→ **PROBLEM DETAILS**
Isolate every line in the records below with "Driver" in it.

════

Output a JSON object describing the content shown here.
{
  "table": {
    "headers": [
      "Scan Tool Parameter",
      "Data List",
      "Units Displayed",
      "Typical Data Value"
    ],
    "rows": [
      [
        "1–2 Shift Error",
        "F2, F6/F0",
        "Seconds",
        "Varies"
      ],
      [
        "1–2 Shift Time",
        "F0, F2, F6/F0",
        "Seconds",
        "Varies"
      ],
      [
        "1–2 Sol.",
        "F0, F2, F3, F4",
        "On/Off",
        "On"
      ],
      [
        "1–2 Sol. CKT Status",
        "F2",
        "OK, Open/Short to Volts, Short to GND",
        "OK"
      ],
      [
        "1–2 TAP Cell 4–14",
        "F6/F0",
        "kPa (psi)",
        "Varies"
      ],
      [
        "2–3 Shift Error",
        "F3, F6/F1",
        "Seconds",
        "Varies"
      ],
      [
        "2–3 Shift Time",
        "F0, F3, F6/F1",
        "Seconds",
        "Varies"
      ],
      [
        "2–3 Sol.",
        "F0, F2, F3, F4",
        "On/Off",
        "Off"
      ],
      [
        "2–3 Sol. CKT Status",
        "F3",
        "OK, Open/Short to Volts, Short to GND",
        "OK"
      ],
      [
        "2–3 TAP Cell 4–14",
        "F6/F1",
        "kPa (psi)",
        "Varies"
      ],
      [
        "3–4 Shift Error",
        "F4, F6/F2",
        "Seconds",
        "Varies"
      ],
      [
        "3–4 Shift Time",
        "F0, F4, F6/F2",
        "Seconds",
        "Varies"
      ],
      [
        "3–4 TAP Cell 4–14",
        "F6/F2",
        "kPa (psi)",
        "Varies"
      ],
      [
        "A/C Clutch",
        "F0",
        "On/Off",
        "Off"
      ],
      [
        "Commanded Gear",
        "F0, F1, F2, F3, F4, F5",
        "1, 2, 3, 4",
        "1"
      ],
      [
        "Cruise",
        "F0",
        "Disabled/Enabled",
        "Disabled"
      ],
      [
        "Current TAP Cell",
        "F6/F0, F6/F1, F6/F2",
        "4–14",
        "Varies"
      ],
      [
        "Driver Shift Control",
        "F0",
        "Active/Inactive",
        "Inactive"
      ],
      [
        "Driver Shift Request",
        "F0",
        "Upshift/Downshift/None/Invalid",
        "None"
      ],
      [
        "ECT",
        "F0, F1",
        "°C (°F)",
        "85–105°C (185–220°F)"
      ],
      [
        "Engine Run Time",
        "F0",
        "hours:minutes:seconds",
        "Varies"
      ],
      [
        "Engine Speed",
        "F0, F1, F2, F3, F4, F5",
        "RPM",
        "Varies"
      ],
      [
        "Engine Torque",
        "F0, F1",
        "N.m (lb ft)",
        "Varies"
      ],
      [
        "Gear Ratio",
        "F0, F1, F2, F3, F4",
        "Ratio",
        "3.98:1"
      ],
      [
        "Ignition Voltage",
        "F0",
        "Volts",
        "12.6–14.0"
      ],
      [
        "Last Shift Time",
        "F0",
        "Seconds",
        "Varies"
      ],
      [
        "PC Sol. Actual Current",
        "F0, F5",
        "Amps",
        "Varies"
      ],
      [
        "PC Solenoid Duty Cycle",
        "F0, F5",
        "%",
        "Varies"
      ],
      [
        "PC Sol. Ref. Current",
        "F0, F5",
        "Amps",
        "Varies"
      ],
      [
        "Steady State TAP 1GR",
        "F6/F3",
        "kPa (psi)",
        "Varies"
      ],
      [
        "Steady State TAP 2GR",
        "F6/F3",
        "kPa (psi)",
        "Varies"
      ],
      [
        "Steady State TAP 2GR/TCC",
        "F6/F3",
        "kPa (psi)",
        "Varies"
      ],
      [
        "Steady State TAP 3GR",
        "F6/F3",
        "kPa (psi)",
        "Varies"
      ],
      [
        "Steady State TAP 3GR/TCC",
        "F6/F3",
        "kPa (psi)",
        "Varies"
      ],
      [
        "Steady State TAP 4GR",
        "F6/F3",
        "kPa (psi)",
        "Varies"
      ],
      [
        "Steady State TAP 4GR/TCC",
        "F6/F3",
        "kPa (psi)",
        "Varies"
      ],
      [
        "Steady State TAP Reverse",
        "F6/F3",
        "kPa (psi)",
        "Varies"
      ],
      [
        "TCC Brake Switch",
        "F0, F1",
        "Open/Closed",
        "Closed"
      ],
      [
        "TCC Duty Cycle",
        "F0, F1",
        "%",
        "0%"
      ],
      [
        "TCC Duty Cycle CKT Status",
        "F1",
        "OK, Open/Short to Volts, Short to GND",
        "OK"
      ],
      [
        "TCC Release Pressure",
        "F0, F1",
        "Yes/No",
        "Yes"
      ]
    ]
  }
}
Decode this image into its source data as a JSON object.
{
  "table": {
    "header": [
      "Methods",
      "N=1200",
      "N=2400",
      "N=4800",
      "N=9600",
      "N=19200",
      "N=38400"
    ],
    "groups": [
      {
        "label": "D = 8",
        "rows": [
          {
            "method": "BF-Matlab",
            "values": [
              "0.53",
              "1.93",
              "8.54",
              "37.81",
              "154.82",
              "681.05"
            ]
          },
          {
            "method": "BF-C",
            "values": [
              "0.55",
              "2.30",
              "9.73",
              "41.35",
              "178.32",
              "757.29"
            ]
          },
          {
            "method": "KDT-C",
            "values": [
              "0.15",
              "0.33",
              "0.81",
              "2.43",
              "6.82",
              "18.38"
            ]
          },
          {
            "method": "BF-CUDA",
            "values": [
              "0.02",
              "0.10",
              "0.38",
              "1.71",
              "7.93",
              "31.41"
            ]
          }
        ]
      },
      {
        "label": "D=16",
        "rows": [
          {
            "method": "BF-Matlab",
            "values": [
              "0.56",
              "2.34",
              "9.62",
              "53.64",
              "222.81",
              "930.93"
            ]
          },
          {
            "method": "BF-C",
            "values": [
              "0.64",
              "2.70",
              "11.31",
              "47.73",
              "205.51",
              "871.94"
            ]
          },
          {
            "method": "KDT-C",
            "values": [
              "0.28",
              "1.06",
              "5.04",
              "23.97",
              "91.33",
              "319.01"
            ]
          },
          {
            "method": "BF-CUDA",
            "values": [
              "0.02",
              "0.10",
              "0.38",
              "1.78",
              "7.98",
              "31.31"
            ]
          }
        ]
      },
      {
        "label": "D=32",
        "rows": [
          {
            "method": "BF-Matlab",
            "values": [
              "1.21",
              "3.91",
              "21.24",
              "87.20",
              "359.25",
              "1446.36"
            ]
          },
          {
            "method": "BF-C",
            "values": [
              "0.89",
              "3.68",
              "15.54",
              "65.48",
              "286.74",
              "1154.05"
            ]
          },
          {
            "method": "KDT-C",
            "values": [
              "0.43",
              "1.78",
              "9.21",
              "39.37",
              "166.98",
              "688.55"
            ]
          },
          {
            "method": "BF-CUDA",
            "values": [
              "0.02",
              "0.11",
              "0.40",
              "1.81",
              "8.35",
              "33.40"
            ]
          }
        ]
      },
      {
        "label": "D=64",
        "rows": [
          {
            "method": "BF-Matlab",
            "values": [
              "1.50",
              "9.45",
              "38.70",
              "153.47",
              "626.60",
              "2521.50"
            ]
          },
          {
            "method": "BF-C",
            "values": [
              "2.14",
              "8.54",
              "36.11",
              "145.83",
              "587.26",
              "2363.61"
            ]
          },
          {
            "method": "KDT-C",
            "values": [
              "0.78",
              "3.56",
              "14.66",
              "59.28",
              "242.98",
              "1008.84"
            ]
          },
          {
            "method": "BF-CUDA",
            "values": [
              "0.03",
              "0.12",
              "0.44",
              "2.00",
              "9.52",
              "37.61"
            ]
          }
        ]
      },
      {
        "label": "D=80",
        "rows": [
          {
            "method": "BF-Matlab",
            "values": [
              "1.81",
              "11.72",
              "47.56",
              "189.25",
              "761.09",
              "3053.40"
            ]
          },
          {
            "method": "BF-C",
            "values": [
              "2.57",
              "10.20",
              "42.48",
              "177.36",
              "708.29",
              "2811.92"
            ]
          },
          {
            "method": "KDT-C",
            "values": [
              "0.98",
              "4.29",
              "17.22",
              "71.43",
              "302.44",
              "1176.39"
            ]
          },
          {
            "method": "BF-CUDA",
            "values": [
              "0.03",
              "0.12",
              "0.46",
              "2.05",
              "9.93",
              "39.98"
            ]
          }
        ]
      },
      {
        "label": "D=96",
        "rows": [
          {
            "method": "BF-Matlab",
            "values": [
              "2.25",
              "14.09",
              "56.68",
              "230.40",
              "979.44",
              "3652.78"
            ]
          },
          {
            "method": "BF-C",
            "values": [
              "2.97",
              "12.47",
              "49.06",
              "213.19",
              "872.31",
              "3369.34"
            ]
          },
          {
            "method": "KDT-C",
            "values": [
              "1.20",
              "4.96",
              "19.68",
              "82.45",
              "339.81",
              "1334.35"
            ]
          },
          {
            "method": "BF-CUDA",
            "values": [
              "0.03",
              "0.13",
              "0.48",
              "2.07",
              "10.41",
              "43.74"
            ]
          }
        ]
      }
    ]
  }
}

════

→ **EXPECTED ANSWER**
        "Driver Shift Control",
        "Driver Shift Request",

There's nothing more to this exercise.